What is required -
Look below and pull out each line with the word "subtitles".
Start Stored records
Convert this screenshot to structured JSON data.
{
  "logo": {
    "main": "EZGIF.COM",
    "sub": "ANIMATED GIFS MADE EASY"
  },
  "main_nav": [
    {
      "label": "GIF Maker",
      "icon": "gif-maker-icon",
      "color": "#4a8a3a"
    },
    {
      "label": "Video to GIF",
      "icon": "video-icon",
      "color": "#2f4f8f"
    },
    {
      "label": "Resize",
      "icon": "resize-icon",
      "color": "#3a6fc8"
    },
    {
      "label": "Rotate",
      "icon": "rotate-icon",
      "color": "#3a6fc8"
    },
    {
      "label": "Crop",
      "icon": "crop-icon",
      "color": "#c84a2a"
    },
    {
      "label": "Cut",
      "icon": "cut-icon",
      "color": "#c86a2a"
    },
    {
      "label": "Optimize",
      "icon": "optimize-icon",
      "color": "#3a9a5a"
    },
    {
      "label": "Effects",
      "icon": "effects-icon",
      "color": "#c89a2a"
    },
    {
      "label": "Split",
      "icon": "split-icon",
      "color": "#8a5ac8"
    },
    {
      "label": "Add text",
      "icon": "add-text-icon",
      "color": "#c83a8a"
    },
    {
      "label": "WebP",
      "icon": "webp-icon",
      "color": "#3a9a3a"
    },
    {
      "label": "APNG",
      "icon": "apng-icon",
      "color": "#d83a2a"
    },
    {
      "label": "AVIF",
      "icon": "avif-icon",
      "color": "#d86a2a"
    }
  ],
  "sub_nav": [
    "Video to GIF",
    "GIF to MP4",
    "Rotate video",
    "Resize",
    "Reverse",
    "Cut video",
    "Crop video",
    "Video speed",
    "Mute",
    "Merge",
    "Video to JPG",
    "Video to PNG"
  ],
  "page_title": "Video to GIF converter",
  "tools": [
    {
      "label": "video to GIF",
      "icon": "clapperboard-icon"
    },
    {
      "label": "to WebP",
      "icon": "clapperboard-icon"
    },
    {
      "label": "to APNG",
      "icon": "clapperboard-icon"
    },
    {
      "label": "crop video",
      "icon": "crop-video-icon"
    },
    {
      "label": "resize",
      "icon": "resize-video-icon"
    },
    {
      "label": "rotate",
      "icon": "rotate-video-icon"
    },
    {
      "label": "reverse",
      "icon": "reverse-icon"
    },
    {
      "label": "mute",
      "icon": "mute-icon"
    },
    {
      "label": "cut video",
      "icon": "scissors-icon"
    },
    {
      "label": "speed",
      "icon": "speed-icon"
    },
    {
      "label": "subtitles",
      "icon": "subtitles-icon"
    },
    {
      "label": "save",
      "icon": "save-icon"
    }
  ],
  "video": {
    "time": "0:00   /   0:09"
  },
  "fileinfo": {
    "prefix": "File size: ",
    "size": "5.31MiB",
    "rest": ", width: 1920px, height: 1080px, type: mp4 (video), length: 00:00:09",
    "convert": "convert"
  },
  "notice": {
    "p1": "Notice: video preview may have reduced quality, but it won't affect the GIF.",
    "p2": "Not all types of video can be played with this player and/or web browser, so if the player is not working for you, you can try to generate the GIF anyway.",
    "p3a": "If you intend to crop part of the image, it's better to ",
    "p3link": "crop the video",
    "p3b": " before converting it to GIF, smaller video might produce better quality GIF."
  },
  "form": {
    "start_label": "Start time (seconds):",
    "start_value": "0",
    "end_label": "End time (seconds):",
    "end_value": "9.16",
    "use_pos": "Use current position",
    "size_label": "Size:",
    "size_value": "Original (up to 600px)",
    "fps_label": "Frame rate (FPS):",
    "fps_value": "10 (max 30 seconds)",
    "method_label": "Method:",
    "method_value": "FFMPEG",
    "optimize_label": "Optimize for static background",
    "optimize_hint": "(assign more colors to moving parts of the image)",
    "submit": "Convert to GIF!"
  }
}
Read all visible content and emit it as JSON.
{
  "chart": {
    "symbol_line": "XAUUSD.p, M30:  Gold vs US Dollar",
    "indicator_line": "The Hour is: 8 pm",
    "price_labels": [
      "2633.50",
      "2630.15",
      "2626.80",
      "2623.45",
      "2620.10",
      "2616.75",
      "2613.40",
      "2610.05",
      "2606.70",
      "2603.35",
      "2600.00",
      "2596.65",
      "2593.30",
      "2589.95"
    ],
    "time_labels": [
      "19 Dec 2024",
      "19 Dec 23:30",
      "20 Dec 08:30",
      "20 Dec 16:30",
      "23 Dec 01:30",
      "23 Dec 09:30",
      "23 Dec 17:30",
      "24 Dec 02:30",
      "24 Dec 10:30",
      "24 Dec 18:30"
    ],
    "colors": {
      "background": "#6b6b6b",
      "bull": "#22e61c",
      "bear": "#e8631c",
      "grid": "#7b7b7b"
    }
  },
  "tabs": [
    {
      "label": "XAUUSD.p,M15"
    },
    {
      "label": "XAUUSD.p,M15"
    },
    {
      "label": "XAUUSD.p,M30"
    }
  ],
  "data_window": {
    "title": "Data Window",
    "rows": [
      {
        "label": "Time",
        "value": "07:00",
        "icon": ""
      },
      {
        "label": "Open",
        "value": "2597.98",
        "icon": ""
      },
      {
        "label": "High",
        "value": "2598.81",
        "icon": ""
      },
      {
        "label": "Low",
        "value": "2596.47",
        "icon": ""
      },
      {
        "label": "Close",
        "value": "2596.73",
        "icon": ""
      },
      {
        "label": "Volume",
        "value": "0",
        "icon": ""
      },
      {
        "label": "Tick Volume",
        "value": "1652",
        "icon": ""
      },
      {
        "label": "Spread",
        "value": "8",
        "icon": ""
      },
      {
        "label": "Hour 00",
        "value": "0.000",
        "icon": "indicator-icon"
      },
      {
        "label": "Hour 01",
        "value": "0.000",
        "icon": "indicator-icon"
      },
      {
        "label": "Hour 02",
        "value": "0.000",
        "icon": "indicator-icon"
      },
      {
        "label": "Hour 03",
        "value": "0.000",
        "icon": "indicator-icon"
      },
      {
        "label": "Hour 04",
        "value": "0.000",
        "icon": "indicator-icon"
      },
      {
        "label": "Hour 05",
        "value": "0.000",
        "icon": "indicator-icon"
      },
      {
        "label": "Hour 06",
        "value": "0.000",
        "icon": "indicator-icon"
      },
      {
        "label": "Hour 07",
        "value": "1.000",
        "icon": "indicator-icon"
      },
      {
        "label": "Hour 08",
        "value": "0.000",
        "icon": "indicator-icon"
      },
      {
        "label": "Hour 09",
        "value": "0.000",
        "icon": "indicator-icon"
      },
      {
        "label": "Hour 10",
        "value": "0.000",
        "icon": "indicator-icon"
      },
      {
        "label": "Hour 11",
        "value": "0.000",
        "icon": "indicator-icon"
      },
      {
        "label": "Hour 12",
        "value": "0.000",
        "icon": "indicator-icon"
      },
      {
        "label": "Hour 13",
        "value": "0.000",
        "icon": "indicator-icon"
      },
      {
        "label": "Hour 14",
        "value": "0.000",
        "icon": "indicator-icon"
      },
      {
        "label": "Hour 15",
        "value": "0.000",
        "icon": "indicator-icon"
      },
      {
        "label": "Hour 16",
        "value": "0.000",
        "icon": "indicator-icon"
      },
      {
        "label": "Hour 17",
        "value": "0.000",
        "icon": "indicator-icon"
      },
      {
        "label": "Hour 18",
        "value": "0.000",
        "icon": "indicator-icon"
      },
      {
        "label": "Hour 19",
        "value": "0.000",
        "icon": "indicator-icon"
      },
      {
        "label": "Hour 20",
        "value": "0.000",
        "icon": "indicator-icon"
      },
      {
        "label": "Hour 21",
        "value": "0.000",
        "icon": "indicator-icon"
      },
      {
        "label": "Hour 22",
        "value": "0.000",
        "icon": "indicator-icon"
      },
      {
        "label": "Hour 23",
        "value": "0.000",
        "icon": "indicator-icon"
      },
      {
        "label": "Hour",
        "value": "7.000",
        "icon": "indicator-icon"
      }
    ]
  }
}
End Stored records
Correct result -
      "label": "subtitles",
      "icon": "subtitles-icon"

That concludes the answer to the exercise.